**Source data:**
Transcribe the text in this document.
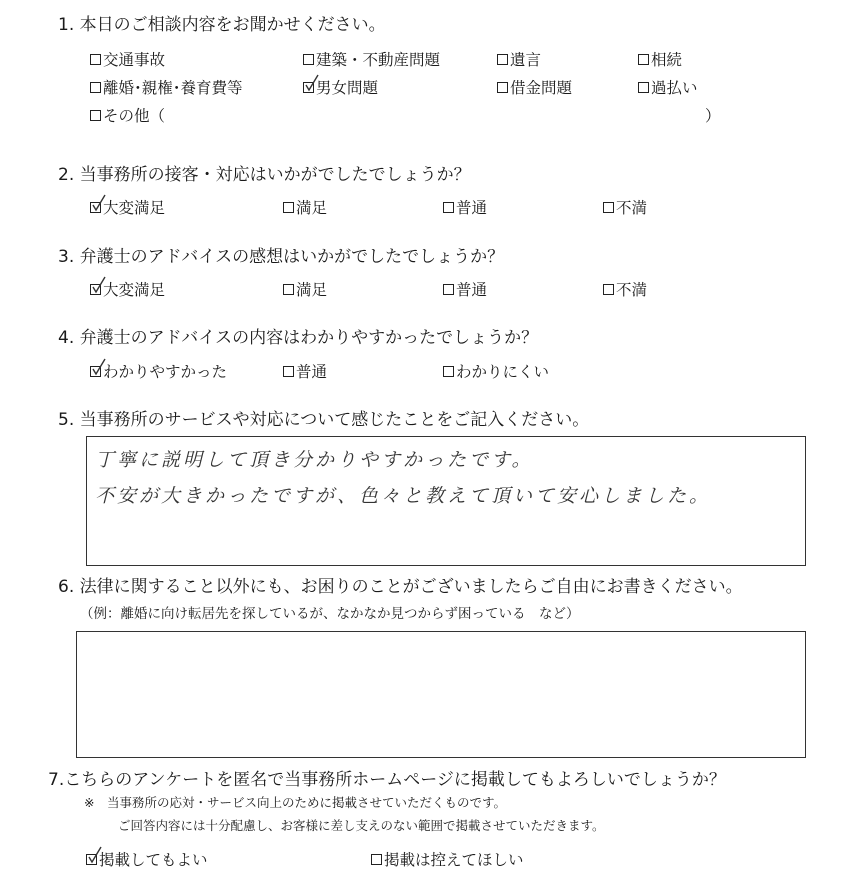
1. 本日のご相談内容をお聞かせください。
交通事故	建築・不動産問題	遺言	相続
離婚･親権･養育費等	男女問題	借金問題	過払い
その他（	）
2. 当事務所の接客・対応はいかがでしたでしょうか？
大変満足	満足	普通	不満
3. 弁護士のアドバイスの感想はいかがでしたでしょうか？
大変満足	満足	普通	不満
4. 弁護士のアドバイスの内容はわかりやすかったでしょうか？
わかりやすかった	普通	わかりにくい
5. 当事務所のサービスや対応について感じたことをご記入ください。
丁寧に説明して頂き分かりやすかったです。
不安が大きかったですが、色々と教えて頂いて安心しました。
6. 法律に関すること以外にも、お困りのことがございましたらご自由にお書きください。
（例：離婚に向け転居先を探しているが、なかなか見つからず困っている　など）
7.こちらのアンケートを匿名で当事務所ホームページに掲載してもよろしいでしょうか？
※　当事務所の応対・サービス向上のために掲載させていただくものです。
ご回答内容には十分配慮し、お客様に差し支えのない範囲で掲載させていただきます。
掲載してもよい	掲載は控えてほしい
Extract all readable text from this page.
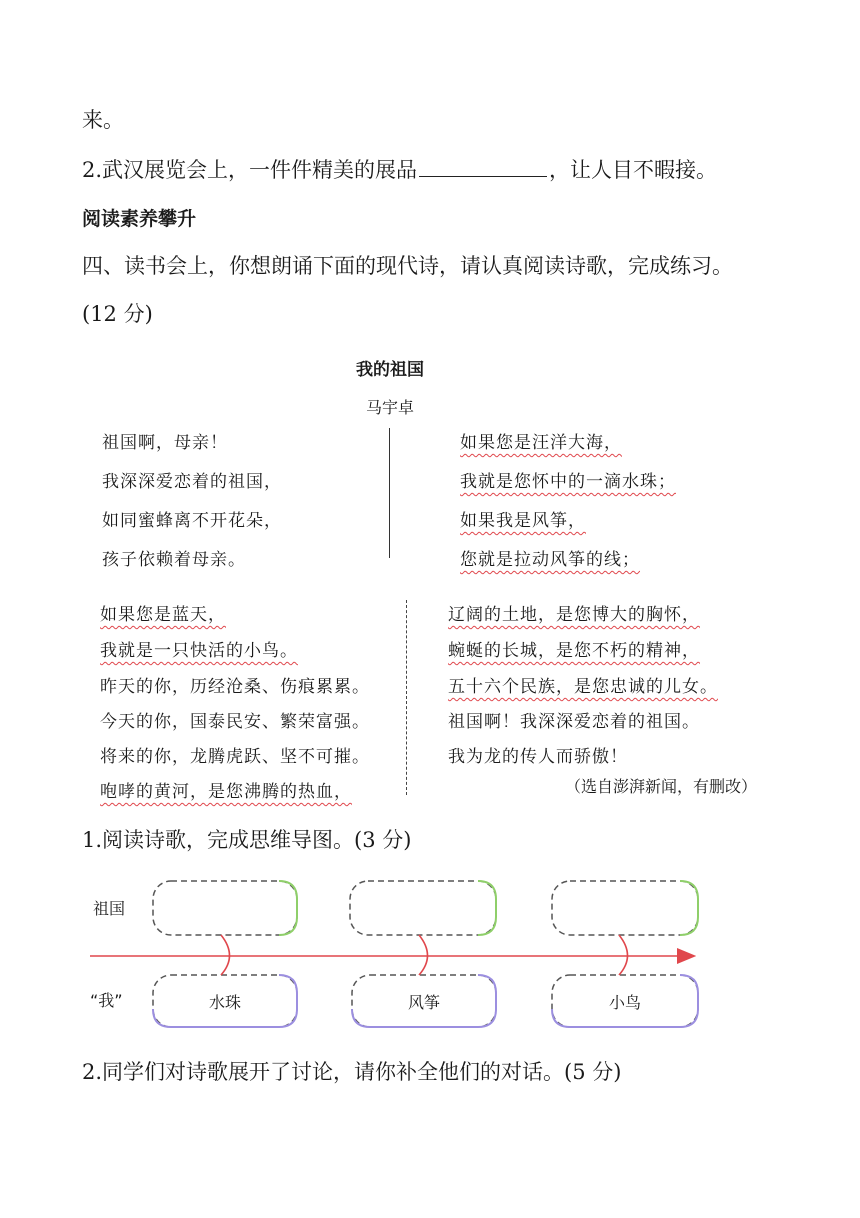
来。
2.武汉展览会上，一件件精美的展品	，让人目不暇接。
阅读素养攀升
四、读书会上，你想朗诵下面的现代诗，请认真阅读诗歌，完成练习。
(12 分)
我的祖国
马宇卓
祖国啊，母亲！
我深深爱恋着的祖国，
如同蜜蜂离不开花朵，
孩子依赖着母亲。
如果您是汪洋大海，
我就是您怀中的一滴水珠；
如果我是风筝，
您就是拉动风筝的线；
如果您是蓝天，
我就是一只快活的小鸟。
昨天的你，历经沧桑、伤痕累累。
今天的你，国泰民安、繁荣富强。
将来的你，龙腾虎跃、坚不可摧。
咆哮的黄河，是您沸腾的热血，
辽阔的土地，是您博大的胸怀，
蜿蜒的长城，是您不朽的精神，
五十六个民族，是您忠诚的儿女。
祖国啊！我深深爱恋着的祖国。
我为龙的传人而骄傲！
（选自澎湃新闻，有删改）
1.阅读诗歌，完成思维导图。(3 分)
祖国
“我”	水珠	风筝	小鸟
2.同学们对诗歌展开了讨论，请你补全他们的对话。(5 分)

**Aim of the task:**
Extract all lines of the records above that include "this".

**Exercise response:**
Transcribe the text in this document.
Extract all readable text from this page.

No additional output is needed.